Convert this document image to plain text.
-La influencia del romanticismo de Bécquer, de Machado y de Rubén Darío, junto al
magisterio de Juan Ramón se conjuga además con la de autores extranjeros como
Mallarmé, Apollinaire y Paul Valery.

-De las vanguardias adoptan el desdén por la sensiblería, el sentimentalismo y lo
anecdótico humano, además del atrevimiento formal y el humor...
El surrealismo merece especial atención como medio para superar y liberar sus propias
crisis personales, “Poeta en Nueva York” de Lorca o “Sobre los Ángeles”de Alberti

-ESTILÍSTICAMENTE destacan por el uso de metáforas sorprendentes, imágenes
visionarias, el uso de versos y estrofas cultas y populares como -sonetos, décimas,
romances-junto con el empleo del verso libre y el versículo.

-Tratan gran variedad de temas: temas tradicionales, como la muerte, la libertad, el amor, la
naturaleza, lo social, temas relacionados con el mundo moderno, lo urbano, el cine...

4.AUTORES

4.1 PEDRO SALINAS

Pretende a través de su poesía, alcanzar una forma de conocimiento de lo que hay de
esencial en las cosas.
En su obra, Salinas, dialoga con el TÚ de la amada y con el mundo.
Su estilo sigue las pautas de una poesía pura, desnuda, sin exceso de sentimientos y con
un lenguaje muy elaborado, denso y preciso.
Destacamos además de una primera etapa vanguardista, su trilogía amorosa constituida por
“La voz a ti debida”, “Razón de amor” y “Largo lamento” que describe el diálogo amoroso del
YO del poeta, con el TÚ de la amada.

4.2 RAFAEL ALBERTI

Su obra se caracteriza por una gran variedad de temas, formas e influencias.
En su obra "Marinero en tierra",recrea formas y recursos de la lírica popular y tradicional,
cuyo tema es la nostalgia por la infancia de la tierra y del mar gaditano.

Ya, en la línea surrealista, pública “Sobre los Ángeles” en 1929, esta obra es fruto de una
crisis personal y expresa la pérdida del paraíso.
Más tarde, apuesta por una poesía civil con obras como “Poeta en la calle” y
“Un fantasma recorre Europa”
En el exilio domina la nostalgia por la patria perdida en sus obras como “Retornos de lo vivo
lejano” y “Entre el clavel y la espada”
________
### Action item
The entries are to be repeated exactly, with nothing altered.

### Task result
Convert this document image to plain text.
-La influencia del romanticismo de Bécquer, de Machado y de Rubén Darío, junto al
magisterio de Juan Ramón se conjuga además con la de autores extranjeros como
Mallarmé, Apollinaire y Paul Valery.

-De las vanguardias adoptan el desdén por la sensiblería, el sentimentalismo y lo
anecdótico humano, además del atrevimiento formal y el humor...
El surrealismo merece especial atención como medio para superar y liberar sus propias
crisis personales, “Poeta en Nueva York” de Lorca o “Sobre los Ángeles”de Alberti

-ESTILÍSTICAMENTE destacan por el uso de metáforas sorprendentes, imágenes
visionarias, el uso de versos y estrofas cultas y populares como -sonetos, décimas,
romances-junto con el empleo del verso libre y el versículo.

-Tratan gran variedad de temas: temas tradicionales, como la muerte, la libertad, el amor, la
naturaleza, lo social, temas relacionados con el mundo moderno, lo urbano, el cine...

4.AUTORES

4.1 PEDRO SALINAS

Pretende a través de su poesía, alcanzar una forma de conocimiento de lo que hay de
esencial en las cosas.
En su obra, Salinas, dialoga con el TÚ de la amada y con el mundo.
Su estilo sigue las pautas de una poesía pura, desnuda, sin exceso de sentimientos y con
un lenguaje muy elaborado, denso y preciso.
Destacamos además de una primera etapa vanguardista, su trilogía amorosa constituida por
“La voz a ti debida”, “Razón de amor” y “Largo lamento” que describe el diálogo amoroso del
YO del poeta, con el TÚ de la amada.

4.2 RAFAEL ALBERTI

Su obra se caracteriza por una gran variedad de temas, formas e influencias.
En su obra "Marinero en tierra",recrea formas y recursos de la lírica popular y tradicional,
cuyo tema es la nostalgia por la infancia de la tierra y del mar gaditano.

Ya, en la línea surrealista, pública “Sobre los Ángeles” en 1929, esta obra es fruto de una
crisis personal y expresa la pérdida del paraíso.
Más tarde, apuesta por una poesía civil con obras como “Poeta en la calle” y
“Un fantasma recorre Europa”
En el exilio domina la nostalgia por la patria perdida en sus obras como “Retornos de lo vivo
lejano” y “Entre el clavel y la espada”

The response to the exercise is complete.